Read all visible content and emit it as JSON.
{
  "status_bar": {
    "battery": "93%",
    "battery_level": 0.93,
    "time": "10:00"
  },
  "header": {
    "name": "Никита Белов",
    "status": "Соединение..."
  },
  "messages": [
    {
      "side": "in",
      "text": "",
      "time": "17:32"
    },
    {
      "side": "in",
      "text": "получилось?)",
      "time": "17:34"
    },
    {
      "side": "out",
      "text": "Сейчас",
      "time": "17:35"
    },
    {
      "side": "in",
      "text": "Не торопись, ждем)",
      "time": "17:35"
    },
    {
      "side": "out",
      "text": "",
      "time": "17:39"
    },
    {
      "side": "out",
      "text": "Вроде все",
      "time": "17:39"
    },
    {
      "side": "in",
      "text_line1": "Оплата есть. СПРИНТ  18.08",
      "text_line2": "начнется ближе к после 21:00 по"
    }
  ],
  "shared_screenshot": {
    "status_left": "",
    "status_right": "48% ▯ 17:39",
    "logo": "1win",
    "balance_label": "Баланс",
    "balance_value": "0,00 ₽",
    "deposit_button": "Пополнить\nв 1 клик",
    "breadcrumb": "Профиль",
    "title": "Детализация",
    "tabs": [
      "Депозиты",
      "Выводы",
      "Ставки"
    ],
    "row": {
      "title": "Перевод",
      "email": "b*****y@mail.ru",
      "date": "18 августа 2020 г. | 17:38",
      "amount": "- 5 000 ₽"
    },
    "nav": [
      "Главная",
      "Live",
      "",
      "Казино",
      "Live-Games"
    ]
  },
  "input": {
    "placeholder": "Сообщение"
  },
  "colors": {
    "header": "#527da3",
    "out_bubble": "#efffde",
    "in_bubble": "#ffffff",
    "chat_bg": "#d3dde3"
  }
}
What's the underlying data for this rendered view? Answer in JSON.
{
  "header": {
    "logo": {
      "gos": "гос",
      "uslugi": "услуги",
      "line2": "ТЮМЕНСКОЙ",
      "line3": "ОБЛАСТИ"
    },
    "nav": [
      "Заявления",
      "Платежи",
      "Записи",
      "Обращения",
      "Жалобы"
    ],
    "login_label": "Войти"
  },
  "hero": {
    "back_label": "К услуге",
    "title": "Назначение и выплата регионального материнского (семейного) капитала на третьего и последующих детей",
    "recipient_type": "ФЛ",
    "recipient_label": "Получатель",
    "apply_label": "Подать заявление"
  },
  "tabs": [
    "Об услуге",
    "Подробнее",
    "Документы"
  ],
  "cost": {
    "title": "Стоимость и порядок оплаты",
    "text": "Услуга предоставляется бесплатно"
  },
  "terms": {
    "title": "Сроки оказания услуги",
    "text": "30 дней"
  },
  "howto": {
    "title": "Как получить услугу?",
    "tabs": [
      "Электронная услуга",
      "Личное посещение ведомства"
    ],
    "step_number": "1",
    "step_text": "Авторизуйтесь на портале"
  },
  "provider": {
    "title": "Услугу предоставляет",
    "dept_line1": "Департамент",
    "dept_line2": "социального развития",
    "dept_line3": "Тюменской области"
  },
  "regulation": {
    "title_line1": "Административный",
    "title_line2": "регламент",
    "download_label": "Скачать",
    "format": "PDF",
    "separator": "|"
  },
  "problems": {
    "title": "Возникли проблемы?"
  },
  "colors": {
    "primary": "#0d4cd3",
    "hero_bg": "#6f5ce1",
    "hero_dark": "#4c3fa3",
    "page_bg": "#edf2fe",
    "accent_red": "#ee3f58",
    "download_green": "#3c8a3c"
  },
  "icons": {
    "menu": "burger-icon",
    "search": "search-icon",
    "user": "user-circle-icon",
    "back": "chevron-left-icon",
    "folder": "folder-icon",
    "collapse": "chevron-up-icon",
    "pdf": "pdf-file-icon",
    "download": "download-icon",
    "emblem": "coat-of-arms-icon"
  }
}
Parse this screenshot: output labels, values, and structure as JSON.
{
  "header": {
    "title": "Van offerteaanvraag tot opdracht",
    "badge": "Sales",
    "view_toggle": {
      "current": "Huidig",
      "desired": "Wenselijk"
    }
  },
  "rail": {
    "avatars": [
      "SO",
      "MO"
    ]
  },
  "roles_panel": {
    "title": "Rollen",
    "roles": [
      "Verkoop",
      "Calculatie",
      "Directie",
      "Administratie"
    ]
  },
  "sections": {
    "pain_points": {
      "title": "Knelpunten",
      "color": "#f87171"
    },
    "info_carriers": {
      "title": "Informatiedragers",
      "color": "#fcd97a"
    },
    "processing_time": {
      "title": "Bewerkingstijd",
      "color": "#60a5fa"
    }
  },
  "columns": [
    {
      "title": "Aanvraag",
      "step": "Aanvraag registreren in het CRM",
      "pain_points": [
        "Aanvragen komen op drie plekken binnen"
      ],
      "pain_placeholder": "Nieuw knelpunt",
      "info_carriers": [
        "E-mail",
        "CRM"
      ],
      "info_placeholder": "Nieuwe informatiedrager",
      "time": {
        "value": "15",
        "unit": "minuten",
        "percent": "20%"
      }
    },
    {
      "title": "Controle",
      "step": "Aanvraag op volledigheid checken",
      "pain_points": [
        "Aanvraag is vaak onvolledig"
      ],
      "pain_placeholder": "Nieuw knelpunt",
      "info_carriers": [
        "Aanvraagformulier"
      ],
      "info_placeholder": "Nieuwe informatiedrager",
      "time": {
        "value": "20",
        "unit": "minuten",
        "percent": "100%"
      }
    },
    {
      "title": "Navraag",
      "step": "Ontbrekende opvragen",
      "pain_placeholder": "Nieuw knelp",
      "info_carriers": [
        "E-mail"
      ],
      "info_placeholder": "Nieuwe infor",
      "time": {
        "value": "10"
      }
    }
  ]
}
+===+
Exercise: Using the data above, print every record exactly as shown.

Exercise solution:
Read all visible content and emit it as JSON.
{
  "status_bar": {
    "battery": "93%",
    "battery_level": 0.93,
    "time": "10:00"
  },
  "header": {
    "name": "Никита Белов",
    "status": "Соединение..."
  },
  "messages": [
    {
      "side": "in",
      "text": "",
      "time": "17:32"
    },
    {
      "side": "in",
      "text": "получилось?)",
      "time": "17:34"
    },
    {
      "side": "out",
      "text": "Сейчас",
      "time": "17:35"
    },
    {
      "side": "in",
      "text": "Не торопись, ждем)",
      "time": "17:35"
    },
    {
      "side": "out",
      "text": "",
      "time": "17:39"
    },
    {
      "side": "out",
      "text": "Вроде все",
      "time": "17:39"
    },
    {
      "side": "in",
      "text_line1": "Оплата есть. СПРИНТ  18.08",
      "text_line2": "начнется ближе к после 21:00 по"
    }
  ],
  "shared_screenshot": {
    "status_left": "",
    "status_right": "48% ▯ 17:39",
    "logo": "1win",
    "balance_label": "Баланс",
    "balance_value": "0,00 ₽",
    "deposit_button": "Пополнить\nв 1 клик",
    "breadcrumb": "Профиль",
    "title": "Детализация",
    "tabs": [
      "Депозиты",
      "Выводы",
      "Ставки"
    ],
    "row": {
      "title": "Перевод",
      "email": "b*****y@mail.ru",
      "date": "18 августа 2020 г. | 17:38",
      "amount": "- 5 000 ₽"
    },
    "nav": [
      "Главная",
      "Live",
      "",
      "Казино",
      "Live-Games"
    ]
  },
  "input": {
    "placeholder": "Сообщение"
  },
  "colors": {
    "header": "#527da3",
    "out_bubble": "#efffde",
    "in_bubble": "#ffffff",
    "chat_bg": "#d3dde3"
  }
}
What's the underlying data for this rendered view? Answer in JSON.
{
  "header": {
    "logo": {
      "gos": "гос",
      "uslugi": "услуги",
      "line2": "ТЮМЕНСКОЙ",
      "line3": "ОБЛАСТИ"
    },
    "nav": [
      "Заявления",
      "Платежи",
      "Записи",
      "Обращения",
      "Жалобы"
    ],
    "login_label": "Войти"
  },
  "hero": {
    "back_label": "К услуге",
    "title": "Назначение и выплата регионального материнского (семейного) капитала на третьего и последующих детей",
    "recipient_type": "ФЛ",
    "recipient_label": "Получатель",
    "apply_label": "Подать заявление"
  },
  "tabs": [
    "Об услуге",
    "Подробнее",
    "Документы"
  ],
  "cost": {
    "title": "Стоимость и порядок оплаты",
    "text": "Услуга предоставляется бесплатно"
  },
  "terms": {
    "title": "Сроки оказания услуги",
    "text": "30 дней"
  },
  "howto": {
    "title": "Как получить услугу?",
    "tabs": [
      "Электронная услуга",
      "Личное посещение ведомства"
    ],
    "step_number": "1",
    "step_text": "Авторизуйтесь на портале"
  },
  "provider": {
    "title": "Услугу предоставляет",
    "dept_line1": "Департамент",
    "dept_line2": "социального развития",
    "dept_line3": "Тюменской области"
  },
  "regulation": {
    "title_line1": "Административный",
    "title_line2": "регламент",
    "download_label": "Скачать",
    "format": "PDF",
    "separator": "|"
  },
  "problems": {
    "title": "Возникли проблемы?"
  },
  "colors": {
    "primary": "#0d4cd3",
    "hero_bg": "#6f5ce1",
    "hero_dark": "#4c3fa3",
    "page_bg": "#edf2fe",
    "accent_red": "#ee3f58",
    "download_green": "#3c8a3c"
  },
  "icons": {
    "menu": "burger-icon",
    "search": "search-icon",
    "user": "user-circle-icon",
    "back": "chevron-left-icon",
    "folder": "folder-icon",
    "collapse": "chevron-up-icon",
    "pdf": "pdf-file-icon",
    "download": "download-icon",
    "emblem": "coat-of-arms-icon"
  }
}
Parse this screenshot: output labels, values, and structure as JSON.
{
  "header": {
    "title": "Van offerteaanvraag tot opdracht",
    "badge": "Sales",
    "view_toggle": {
      "current": "Huidig",
      "desired": "Wenselijk"
    }
  },
  "rail": {
    "avatars": [
      "SO",
      "MO"
    ]
  },
  "roles_panel": {
    "title": "Rollen",
    "roles": [
      "Verkoop",
      "Calculatie",
      "Directie",
      "Administratie"
    ]
  },
  "sections": {
    "pain_points": {
      "title": "Knelpunten",
      "color": "#f87171"
    },
    "info_carriers": {
      "title": "Informatiedragers",
      "color": "#fcd97a"
    },
    "processing_time": {
      "title": "Bewerkingstijd",
      "color": "#60a5fa"
    }
  },
  "columns": [
    {
      "title": "Aanvraag",
      "step": "Aanvraag registreren in het CRM",
      "pain_points": [
        "Aanvragen komen op drie plekken binnen"
      ],
      "pain_placeholder": "Nieuw knelpunt",
      "info_carriers": [
        "E-mail",
        "CRM"
      ],
      "info_placeholder": "Nieuwe informatiedrager",
      "time": {
        "value": "15",
        "unit": "minuten",
        "percent": "20%"
      }
    },
    {
      "title": "Controle",
      "step": "Aanvraag op volledigheid checken",
      "pain_points": [
        "Aanvraag is vaak onvolledig"
      ],
      "pain_placeholder": "Nieuw knelpunt",
      "info_carriers": [
        "Aanvraagformulier"
      ],
      "info_placeholder": "Nieuwe informatiedrager",
      "time": {
        "value": "20",
        "unit": "minuten",
        "percent": "100%"
      }
    },
    {
      "title": "Navraag",
      "step": "Ontbrekende opvragen",
      "pain_placeholder": "Nieuw knelp",
      "info_carriers": [
        "E-mail"
      ],
      "info_placeholder": "Nieuwe infor",
      "time": {
        "value": "10"
      }
    }
  ]
}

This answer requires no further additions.